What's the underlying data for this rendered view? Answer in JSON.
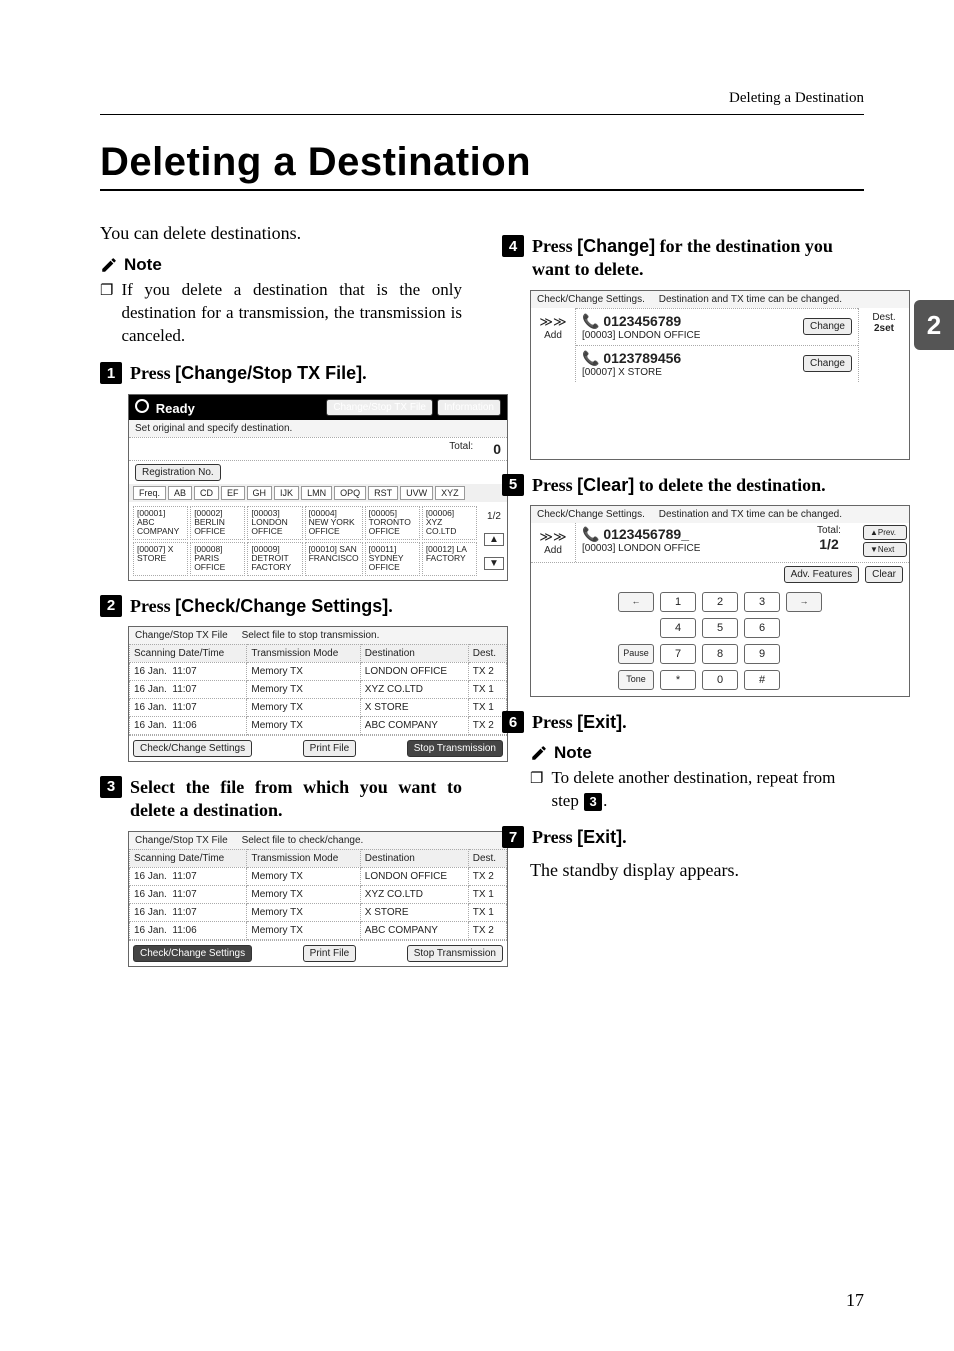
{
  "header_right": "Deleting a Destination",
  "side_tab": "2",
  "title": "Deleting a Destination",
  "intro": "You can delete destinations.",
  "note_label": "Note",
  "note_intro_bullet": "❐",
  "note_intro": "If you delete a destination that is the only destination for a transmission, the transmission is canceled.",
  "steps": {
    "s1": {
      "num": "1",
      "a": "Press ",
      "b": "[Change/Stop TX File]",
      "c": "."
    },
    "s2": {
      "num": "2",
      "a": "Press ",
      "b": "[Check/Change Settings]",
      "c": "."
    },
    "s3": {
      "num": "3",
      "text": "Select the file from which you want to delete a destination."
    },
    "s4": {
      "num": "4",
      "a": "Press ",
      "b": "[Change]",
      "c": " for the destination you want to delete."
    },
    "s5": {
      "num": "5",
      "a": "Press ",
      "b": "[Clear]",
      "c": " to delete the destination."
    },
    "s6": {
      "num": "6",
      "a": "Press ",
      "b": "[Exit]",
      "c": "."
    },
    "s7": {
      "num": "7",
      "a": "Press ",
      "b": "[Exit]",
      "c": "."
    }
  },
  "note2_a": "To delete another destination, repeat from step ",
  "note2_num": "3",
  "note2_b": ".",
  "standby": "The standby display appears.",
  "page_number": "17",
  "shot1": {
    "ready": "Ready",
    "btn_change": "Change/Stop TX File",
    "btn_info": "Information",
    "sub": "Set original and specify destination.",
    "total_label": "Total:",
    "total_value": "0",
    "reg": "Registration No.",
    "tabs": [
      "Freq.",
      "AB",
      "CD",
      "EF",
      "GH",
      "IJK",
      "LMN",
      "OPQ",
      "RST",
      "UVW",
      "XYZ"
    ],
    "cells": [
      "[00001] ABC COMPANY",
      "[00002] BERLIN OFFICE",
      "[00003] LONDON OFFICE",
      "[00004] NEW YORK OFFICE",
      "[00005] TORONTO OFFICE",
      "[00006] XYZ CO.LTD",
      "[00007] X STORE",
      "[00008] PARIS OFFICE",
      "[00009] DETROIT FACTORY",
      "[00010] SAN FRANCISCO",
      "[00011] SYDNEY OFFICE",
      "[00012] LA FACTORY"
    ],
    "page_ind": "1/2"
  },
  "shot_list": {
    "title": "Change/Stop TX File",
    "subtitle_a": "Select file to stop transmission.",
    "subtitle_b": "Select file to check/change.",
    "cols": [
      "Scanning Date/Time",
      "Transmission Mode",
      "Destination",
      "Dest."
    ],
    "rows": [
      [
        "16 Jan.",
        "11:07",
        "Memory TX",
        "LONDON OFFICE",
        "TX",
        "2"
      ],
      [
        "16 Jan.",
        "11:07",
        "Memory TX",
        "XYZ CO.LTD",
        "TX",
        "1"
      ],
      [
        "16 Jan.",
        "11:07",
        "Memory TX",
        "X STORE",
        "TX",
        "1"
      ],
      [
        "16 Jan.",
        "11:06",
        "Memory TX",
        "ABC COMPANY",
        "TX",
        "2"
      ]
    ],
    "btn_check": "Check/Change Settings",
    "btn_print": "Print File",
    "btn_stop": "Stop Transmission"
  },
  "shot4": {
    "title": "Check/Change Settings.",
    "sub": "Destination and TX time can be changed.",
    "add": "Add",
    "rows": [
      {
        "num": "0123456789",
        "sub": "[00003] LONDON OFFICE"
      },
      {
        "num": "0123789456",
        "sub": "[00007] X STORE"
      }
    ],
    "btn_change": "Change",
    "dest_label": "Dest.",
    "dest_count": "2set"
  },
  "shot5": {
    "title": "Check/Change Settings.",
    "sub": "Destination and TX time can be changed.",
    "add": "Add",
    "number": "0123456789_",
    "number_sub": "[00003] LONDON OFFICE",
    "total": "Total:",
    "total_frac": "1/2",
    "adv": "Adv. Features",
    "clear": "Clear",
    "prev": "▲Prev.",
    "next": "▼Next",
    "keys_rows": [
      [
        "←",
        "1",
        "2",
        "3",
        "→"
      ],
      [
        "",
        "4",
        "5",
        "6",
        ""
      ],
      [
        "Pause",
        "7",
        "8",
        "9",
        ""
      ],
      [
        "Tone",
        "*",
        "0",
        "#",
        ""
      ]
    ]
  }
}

--

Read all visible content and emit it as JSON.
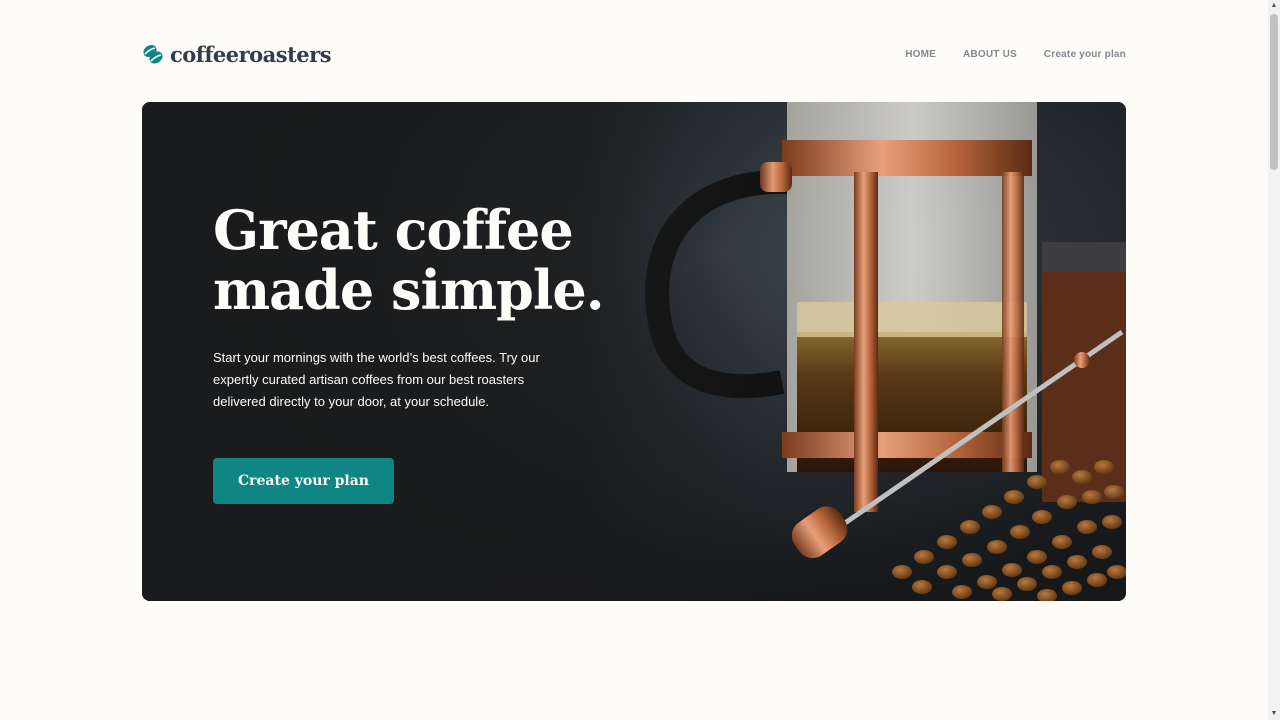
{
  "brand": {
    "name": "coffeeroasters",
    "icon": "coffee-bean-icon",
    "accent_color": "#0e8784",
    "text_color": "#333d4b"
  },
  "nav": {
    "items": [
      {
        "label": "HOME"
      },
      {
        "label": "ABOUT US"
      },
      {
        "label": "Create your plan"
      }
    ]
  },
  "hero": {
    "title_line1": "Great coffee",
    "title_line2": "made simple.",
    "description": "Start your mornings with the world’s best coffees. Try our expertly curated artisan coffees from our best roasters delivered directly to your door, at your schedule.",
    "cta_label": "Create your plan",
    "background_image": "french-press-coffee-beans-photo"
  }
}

**WHAT THE TASK REQUIRES:** Filter the entries above down to the lines containing the word "your".

**WRITTEN ANSWER:**
        "label": "Create your plan"
    "description": "Start your mornings with the world’s best coffees. Try our expertly curated artisan coffees from our best roasters delivered directly to your door, at your schedule.",
    "cta_label": "Create your plan",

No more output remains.